BEGIN

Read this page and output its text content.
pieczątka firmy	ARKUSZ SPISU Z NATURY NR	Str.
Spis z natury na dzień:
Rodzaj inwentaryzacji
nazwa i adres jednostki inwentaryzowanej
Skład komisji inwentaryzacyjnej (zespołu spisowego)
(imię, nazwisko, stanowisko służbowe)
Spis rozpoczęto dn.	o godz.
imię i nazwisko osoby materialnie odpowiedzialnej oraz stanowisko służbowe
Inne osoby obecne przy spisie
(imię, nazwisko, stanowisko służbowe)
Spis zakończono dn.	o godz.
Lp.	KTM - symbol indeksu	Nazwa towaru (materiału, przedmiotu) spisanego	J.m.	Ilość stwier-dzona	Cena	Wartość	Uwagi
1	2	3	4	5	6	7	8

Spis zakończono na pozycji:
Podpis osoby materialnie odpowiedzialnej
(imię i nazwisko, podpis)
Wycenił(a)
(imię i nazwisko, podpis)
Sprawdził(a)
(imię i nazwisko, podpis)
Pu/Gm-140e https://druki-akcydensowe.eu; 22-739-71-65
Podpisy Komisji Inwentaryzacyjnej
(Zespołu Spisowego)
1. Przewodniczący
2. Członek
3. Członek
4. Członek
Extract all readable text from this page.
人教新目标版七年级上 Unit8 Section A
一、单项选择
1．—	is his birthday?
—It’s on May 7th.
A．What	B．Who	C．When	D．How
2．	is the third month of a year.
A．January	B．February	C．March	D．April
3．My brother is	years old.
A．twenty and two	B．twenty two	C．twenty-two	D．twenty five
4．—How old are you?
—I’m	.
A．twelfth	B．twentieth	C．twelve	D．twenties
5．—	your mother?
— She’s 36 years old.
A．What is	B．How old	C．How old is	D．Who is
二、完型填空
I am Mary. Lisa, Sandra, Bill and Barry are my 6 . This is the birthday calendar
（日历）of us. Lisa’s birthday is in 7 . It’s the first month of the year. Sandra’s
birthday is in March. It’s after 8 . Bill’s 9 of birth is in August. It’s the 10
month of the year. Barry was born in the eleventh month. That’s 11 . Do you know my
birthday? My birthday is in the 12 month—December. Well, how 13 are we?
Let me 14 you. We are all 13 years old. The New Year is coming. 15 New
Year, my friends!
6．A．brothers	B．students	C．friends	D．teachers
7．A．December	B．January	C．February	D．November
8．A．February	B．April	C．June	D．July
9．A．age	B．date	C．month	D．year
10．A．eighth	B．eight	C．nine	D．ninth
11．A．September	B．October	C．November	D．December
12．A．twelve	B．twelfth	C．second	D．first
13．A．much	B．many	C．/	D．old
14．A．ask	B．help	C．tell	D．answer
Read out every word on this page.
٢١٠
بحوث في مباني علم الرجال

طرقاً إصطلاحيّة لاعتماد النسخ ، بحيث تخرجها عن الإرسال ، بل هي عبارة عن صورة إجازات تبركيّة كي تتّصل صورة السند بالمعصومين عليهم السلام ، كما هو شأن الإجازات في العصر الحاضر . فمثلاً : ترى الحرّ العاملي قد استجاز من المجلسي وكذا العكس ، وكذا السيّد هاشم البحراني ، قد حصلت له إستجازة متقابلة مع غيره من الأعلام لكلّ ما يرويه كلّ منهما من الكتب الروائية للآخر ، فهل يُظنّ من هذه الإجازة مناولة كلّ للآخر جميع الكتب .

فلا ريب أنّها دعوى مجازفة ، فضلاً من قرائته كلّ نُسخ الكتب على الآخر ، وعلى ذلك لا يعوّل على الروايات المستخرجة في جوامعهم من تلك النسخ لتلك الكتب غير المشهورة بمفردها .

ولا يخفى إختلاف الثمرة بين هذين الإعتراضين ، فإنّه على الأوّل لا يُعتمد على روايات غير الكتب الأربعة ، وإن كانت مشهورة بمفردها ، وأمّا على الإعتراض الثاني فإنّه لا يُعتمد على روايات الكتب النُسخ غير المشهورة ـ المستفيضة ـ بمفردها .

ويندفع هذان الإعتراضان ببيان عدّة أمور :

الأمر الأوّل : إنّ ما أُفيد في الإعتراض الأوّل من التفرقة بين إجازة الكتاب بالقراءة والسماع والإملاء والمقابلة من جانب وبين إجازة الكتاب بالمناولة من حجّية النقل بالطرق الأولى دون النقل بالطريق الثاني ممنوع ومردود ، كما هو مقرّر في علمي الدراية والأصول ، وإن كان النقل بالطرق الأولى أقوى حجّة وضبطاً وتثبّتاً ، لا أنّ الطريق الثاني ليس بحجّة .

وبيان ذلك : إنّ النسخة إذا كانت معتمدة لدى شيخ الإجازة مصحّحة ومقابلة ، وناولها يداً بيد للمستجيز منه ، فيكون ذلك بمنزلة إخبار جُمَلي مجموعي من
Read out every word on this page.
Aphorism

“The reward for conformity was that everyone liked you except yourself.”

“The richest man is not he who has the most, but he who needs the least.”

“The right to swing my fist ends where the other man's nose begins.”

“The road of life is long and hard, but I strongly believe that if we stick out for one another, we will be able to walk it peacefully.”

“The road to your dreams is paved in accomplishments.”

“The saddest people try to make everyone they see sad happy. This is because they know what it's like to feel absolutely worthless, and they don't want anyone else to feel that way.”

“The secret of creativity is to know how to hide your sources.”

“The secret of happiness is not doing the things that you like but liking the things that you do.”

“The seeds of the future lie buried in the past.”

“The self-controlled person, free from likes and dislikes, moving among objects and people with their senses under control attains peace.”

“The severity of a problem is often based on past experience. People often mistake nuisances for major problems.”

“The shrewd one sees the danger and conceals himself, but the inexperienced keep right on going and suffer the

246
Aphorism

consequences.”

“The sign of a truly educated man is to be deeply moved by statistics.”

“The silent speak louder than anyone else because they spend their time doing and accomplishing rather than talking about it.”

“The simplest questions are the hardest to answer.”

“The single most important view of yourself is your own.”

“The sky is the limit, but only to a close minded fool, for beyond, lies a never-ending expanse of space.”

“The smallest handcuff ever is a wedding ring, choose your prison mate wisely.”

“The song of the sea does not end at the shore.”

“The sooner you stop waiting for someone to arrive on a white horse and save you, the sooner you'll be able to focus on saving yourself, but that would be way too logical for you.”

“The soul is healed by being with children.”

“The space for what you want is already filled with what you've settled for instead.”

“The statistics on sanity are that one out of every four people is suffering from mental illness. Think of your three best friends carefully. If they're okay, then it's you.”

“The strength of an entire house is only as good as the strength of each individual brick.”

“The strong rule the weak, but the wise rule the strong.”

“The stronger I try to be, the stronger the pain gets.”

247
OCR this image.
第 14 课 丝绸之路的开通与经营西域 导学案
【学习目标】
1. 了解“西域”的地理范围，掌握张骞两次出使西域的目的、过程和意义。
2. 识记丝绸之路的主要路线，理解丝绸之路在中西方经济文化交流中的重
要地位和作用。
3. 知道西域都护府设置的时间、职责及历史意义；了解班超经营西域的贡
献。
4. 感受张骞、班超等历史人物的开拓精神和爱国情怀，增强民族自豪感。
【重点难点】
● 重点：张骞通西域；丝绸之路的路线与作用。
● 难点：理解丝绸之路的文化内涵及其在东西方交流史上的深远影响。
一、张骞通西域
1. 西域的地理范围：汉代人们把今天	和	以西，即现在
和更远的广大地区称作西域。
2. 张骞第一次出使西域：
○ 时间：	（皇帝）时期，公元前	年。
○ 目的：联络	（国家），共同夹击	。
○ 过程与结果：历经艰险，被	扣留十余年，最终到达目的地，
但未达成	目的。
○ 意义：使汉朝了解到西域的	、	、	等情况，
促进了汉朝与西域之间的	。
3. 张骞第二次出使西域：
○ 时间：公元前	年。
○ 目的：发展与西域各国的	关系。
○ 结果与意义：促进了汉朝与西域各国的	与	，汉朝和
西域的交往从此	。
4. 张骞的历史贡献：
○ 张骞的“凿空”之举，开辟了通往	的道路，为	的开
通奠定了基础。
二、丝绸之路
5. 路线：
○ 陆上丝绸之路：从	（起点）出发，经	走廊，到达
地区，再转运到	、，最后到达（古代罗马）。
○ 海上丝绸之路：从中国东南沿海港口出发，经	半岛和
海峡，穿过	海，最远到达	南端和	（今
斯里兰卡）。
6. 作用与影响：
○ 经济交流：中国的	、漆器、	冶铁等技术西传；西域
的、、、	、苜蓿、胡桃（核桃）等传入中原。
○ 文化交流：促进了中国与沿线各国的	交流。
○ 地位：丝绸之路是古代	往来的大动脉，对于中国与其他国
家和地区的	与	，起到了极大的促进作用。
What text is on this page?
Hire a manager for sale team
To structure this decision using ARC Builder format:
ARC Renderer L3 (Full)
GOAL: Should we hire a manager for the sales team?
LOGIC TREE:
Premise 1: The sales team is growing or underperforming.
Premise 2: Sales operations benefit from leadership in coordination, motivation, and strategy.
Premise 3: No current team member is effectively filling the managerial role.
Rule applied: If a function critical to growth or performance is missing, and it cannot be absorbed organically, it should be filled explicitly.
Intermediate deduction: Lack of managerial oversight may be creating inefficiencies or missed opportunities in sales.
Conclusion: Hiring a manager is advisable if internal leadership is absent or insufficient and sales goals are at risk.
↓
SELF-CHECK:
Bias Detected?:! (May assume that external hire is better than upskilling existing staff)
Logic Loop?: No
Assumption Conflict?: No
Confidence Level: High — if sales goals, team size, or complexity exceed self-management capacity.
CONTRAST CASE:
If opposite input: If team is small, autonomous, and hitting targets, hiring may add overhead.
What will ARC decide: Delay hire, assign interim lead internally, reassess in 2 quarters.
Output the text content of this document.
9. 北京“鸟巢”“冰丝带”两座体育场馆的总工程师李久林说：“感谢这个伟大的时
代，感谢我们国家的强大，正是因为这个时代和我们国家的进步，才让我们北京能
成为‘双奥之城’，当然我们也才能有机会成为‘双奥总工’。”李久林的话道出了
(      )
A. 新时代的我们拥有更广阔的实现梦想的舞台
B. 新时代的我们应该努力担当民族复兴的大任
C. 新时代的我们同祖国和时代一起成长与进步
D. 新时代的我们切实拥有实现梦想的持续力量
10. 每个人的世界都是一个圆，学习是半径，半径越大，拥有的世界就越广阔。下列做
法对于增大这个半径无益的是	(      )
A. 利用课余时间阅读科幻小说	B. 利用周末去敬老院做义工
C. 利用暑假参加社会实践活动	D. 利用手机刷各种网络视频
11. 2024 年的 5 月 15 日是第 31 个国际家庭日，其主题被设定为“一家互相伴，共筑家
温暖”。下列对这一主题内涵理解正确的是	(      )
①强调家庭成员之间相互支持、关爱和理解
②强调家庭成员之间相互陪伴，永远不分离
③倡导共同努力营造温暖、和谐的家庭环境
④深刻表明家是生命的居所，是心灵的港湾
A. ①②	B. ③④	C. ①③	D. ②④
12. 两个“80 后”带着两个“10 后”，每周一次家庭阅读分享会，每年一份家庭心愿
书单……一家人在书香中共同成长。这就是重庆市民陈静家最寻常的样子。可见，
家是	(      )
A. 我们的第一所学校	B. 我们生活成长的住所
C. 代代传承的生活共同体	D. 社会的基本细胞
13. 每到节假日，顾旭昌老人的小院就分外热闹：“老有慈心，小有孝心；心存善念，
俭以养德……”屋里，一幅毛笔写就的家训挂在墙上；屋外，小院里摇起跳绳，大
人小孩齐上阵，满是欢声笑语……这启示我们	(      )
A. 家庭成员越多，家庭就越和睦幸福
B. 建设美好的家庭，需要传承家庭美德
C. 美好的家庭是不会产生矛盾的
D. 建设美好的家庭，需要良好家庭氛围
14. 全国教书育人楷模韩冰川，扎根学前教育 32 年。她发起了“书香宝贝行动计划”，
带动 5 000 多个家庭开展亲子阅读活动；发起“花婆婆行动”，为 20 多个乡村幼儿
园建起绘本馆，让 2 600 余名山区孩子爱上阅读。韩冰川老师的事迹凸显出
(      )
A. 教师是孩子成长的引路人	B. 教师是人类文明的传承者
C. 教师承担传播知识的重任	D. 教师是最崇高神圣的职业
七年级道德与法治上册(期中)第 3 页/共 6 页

END

▶ [Problem to work on]
Search the lines above for the string "than", then show every one that has it.

▶ [Written solution]
“The silent speak louder than anyone else because they spend their time doing and accomplishing rather than talking about it.”
Bias Detected?:! (May assume that external hire is better than upskilling existing staff)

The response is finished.